## Set exercise
Every line of the data that contains the string "text" must be copied.

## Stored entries
#####

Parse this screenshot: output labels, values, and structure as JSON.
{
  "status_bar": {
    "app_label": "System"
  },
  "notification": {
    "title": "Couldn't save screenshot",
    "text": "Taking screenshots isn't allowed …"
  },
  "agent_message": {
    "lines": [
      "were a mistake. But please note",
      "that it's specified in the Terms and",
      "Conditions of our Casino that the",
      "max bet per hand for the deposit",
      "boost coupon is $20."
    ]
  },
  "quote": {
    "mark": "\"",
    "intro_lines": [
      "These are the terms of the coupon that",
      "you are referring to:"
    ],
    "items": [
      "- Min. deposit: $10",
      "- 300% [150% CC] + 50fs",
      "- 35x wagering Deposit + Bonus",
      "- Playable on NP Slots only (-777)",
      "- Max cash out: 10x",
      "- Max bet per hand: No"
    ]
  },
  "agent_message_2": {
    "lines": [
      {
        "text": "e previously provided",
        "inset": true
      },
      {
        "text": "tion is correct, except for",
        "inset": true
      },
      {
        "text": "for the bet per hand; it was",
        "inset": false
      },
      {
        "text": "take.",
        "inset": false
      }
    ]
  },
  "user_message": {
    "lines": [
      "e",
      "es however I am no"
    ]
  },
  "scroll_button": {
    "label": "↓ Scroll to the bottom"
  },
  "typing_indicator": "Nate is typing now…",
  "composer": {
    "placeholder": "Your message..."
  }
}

#####

## Result for this exercise
    "text": "Taking screenshots isn't allowed …"
        "text": "e previously provided",
        "text": "tion is correct, except for",
        "text": "for the bet per hand; it was",
        "text": "take.",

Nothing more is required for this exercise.